PAGE:
3x^{2}-4x+8=0

All equations of the form ax^{2}+bx+c=0 can be solved using the quadratic formula: \frac{-b±\sqrt{b^{2}-4ac}}{2a}. The quadratic formula gives two solutions, one when ± is addition and one when it is subtraction.

x=\frac{-\left(-4\right)±\sqrt{\left(-4\right)^{2}-4\times 3\times 8}}{2\times 3}

This equation is in standard form: ax^{2}+bx+c=0. Substitute 3 for a, -4 for b, and 8 for c in the quadratic formula, \frac{-b±\sqrt{b^{2}-4ac}}{2a}.

x=\frac{-\left(-4\right)±\sqrt{16-4\times 3\times 8}}{2\times 3}

Square -4.

x=\frac{-\left(-4\right)±\sqrt{16-12\times 8}}{2\times 3}

Multiply -4 times 3.

x=\frac{-\left(-4\right)±\sqrt{16-96}}{2\times 3}

Multiply -12 times 8.

x=\frac{-\left(-4\right)±\sqrt{-80}}{2\times 3}

Add 16 to -96.

x=\frac{-\left(-4\right)±4\sqrt{5}i}{2\times 3}

Take the square root of -80.

x=\frac{4±4\sqrt{5}i}{2\times 3}

The opposite of -4 is 4.

x=\frac{4±4\sqrt{5}i}{6}

Multiply 2 times 3.

x=\frac{4+4\sqrt{5}i}{6}

Now solve the equation x=\frac{4±4\sqrt{5}i}{6} when ± is plus. Add 4 to 4i\sqrt{5}.

x=\frac{2+2\sqrt{5}i}{3}

Divide 4+4i\sqrt{5} by 6.

x=\frac{-4\sqrt{5}i+4}{6}

Now solve the equation x=\frac{4±4\sqrt{5}i}{6} when ± is minus. Subtract 4i\sqrt{5} from 4.

x=\frac{-2\sqrt{5}i+2}{3}

Divide 4-4i\sqrt{5} by 6.

x=\frac{2+2\sqrt{5}i}{3} x=\frac{-2\sqrt{5}i+2}{3}

The equation is now solved.

3x^{2}-4x+8=0

Quadratic equations such as this one can be solved by completing the square. In order to complete the square, the equation must first be in the form x^{2}+bx=c.

3x^{2}-4x+8-8=-8

Subtract 8 from both sides of the equation.

3x^{2}-4x=-8

Subtracting 8 from itself leaves 0.

\frac{3x^{2}-4x}{3}=-\frac{8}{3}

Divide both sides by 3.

x^{2}-\frac{4}{3}x=-\frac{8}{3}

Dividing by 3 undoes the multiplication by 3.

x^{2}-\frac{4}{3}x+\left(-\frac{2}{3}\right)^{2}=-\frac{8}{3}+\left(-\frac{2}{3}\right)^{2}

Divide -\frac{4}{3}, the coefficient of the x term, by 2 to get -\frac{2}{3}. Then add the square of -\frac{2}{3} to both sides of the equation. This step makes the left hand side of the equation a perfect square.

Rows from a dataset
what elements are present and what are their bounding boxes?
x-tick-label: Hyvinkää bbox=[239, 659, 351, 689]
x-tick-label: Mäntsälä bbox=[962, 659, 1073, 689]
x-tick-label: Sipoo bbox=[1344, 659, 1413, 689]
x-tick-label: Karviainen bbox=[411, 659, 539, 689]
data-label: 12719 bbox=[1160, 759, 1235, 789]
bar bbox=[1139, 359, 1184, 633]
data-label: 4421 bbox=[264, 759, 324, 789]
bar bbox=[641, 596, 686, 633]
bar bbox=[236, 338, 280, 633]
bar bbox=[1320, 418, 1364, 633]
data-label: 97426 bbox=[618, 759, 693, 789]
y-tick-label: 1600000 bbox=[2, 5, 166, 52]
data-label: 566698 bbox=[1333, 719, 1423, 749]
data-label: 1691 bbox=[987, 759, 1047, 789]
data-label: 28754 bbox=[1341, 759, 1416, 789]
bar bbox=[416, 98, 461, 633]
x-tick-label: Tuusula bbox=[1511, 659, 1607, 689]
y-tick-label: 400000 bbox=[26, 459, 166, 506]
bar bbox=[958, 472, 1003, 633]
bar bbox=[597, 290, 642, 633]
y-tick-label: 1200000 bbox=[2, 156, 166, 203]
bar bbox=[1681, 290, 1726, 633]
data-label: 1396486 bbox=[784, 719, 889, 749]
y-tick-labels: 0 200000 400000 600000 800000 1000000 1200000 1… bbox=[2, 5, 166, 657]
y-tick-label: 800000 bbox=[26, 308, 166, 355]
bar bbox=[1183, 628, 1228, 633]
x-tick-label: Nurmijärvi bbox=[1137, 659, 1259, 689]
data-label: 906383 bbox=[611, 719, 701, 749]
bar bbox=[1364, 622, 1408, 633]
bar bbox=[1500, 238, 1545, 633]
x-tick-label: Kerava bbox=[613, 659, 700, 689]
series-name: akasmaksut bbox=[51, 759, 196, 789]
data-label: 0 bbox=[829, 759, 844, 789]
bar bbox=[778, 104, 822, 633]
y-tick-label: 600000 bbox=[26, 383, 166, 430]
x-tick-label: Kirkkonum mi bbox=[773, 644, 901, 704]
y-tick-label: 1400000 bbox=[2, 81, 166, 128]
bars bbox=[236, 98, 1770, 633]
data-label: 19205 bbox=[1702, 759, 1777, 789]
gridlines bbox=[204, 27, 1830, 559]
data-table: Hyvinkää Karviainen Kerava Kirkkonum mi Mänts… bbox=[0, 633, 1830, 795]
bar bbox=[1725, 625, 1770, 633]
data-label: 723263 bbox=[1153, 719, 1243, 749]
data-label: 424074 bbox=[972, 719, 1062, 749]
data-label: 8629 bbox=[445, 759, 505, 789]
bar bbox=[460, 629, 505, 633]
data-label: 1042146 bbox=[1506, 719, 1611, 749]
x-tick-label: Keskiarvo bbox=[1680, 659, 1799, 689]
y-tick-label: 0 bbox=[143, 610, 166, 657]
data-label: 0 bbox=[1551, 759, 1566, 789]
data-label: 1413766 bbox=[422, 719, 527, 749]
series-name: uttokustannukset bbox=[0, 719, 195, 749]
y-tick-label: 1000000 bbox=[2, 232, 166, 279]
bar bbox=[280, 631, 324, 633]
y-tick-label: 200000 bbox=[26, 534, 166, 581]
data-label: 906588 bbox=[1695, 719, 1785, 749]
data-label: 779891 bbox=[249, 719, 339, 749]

DIRECTIVE A: According to the solution page, what form must the equation be in before the square can be completed?
DIRECTIVE B: In the solution page, rewrite the stretch from "Quadratic equations such" through "from both sides of the equation.", putting "each side" in place of "both sides".

RESULT A: The form x^{2}+bx=c.

RESULT B:
Quadratic equations such as this one can be solved by completing the square. In order to complete the square, the equation must first be in the form x^{2}+bx=c.

3x^{2}-4x+8-8=-8

Subtract 8 from each side of the equation.